Description of the task — Copy out each line of the material in which the word "posterior" appears.

[Dataset rows]
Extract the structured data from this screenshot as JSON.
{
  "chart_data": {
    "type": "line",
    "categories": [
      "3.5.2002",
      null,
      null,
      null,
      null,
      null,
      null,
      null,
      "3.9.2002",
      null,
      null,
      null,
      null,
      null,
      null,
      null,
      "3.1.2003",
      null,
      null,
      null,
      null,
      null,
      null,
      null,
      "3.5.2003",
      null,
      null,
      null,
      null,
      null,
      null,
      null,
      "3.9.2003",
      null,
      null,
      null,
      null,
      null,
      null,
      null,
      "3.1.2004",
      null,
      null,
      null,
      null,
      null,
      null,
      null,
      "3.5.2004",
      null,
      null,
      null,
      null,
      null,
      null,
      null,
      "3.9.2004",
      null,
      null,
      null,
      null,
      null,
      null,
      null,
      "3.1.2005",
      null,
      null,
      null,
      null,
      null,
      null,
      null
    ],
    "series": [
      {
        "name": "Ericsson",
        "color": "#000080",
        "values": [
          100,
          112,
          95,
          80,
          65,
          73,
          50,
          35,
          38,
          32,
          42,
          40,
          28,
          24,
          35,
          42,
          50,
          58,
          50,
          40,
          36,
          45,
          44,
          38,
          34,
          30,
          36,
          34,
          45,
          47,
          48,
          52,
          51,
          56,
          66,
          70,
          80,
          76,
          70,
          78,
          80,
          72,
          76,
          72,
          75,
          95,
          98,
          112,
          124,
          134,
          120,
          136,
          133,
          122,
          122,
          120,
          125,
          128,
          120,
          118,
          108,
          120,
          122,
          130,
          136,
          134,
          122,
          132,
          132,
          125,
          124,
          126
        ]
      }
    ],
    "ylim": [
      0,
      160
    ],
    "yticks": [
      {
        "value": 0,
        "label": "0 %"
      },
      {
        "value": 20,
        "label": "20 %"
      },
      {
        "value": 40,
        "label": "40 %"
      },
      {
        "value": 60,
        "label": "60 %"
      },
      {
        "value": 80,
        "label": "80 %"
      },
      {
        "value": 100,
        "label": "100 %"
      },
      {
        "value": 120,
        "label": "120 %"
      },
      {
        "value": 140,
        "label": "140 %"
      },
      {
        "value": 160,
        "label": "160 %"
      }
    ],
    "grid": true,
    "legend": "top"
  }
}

==

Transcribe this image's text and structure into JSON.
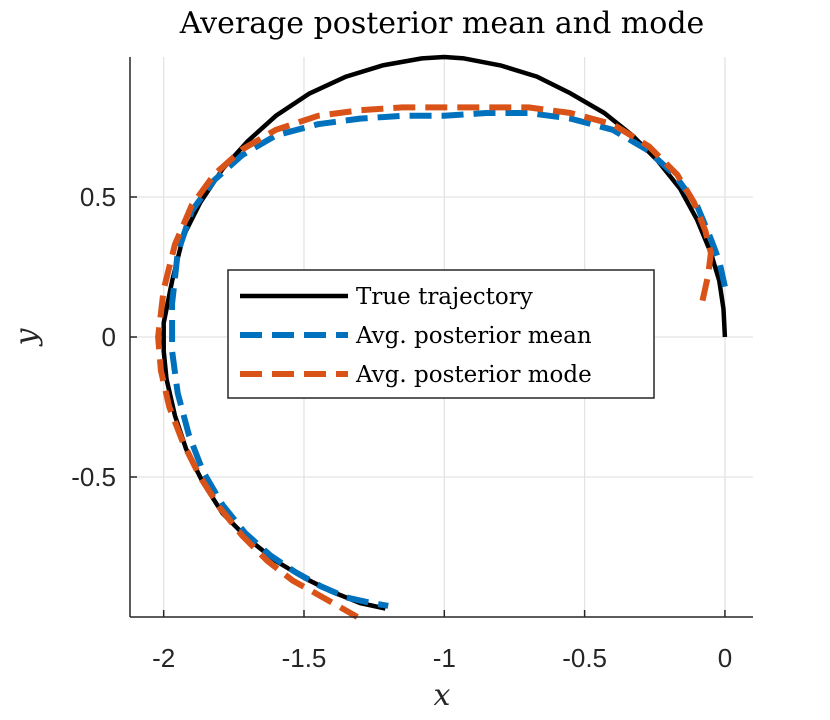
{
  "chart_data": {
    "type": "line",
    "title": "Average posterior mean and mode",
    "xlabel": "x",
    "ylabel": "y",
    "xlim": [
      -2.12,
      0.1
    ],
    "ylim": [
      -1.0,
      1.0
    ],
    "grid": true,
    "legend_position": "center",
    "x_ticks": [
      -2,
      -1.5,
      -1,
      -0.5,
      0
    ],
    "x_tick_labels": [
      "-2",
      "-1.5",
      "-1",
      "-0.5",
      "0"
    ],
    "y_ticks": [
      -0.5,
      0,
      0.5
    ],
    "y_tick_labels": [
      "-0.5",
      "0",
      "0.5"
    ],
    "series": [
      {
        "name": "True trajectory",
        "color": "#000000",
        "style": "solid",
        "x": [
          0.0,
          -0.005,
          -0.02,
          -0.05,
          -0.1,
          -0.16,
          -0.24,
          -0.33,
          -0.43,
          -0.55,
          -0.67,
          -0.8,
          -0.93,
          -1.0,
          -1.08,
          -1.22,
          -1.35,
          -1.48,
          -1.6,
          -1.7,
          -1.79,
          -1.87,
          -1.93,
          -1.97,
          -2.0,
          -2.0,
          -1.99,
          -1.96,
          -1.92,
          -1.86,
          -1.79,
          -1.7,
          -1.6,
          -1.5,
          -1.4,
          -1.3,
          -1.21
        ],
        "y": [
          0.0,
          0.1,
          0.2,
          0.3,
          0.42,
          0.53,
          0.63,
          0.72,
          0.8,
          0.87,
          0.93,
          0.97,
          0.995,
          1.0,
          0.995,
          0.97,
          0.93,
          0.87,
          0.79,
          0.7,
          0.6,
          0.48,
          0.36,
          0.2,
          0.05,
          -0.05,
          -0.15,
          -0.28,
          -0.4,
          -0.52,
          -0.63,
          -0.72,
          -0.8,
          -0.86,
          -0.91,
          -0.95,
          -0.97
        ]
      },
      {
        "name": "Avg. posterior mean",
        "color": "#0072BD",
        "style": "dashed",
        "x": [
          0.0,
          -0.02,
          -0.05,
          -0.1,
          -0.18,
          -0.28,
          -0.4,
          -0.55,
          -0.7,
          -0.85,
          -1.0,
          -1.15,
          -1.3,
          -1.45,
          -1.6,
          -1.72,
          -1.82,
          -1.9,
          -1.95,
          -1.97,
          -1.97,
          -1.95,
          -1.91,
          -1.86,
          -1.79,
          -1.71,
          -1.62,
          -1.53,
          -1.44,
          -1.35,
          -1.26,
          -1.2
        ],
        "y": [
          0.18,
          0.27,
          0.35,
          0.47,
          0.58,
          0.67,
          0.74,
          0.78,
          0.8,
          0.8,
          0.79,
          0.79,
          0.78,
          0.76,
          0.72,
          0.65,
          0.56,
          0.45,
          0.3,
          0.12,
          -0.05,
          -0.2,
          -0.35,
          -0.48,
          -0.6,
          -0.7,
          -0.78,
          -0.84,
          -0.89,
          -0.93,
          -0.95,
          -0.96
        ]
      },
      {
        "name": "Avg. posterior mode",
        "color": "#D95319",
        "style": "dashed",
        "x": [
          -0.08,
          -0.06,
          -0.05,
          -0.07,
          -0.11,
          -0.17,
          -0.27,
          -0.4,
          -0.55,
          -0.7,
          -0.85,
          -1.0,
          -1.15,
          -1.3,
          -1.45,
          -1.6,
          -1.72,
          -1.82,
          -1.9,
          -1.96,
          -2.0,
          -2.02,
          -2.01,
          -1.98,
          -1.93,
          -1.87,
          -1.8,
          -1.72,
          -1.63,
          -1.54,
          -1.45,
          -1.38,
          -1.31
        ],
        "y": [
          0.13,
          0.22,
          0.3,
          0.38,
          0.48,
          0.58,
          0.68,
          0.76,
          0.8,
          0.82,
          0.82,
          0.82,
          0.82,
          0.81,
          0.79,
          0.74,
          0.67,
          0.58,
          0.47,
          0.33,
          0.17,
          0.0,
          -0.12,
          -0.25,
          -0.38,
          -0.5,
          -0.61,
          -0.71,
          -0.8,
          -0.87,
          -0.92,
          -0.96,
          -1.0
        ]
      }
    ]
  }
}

The answer —
    "title": "Average posterior mean and mode",
        "name": "Avg. posterior mean",
        "name": "Avg. posterior mode",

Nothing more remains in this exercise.